* [The records]
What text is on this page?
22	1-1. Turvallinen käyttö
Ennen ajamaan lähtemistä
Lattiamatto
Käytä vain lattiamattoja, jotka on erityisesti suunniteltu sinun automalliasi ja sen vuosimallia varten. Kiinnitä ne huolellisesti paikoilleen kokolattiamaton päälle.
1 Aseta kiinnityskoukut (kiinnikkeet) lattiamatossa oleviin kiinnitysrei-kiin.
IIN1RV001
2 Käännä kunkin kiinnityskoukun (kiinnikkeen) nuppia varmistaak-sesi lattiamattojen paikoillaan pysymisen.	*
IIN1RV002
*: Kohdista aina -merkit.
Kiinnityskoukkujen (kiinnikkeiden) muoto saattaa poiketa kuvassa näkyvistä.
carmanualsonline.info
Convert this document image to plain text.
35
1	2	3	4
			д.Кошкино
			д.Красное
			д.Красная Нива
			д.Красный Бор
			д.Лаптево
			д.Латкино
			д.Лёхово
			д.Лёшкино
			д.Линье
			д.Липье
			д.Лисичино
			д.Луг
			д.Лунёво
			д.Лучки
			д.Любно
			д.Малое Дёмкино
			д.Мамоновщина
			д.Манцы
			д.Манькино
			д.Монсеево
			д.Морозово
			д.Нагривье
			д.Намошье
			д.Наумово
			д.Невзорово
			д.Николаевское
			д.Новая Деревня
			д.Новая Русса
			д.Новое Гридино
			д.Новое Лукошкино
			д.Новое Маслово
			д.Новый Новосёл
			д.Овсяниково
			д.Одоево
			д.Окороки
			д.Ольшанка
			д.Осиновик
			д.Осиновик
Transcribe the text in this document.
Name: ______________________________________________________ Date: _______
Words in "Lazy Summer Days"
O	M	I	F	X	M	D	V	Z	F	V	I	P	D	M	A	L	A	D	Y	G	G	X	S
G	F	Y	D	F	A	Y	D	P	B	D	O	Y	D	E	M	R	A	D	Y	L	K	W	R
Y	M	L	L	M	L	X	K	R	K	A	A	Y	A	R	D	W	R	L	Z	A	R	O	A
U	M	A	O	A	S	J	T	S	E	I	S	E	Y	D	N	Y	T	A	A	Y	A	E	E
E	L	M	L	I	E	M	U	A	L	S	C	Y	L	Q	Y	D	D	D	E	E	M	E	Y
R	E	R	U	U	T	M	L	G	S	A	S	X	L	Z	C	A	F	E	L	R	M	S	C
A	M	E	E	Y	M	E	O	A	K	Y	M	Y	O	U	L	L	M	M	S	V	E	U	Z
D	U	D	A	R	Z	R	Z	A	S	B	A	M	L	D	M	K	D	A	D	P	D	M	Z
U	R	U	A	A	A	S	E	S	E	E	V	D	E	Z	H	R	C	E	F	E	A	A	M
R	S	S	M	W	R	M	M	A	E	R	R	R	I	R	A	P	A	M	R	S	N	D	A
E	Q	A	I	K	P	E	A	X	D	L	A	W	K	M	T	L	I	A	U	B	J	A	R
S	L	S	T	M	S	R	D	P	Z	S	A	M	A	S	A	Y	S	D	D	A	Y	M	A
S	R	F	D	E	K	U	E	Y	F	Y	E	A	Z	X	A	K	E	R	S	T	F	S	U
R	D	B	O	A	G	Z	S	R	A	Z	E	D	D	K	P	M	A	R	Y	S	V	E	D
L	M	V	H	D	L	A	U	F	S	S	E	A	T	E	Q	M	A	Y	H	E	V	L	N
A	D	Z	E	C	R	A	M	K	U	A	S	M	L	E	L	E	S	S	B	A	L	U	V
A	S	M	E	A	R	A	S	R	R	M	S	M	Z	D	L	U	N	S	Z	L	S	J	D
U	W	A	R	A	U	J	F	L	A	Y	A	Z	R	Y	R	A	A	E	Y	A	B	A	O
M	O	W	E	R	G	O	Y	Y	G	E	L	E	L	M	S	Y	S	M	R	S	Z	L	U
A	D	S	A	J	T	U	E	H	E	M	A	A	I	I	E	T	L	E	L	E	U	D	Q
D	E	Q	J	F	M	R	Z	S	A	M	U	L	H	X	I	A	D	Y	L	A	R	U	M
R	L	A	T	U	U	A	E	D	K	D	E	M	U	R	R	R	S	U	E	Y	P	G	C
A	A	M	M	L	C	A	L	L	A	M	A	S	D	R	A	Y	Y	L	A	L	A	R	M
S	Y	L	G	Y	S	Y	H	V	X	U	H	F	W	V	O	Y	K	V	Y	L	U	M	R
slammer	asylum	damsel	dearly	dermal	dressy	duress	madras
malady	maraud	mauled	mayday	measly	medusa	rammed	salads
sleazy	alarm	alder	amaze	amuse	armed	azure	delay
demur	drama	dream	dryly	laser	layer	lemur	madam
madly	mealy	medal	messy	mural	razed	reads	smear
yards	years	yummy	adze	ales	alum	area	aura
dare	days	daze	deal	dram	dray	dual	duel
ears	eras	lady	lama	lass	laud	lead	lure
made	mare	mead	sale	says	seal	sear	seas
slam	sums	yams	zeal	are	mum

* [Aim of the task] Copy every line that contains the string "this".

* [Reply]
What text is on this page?
Convert this document image to plain text.
Transcribe the text in this document.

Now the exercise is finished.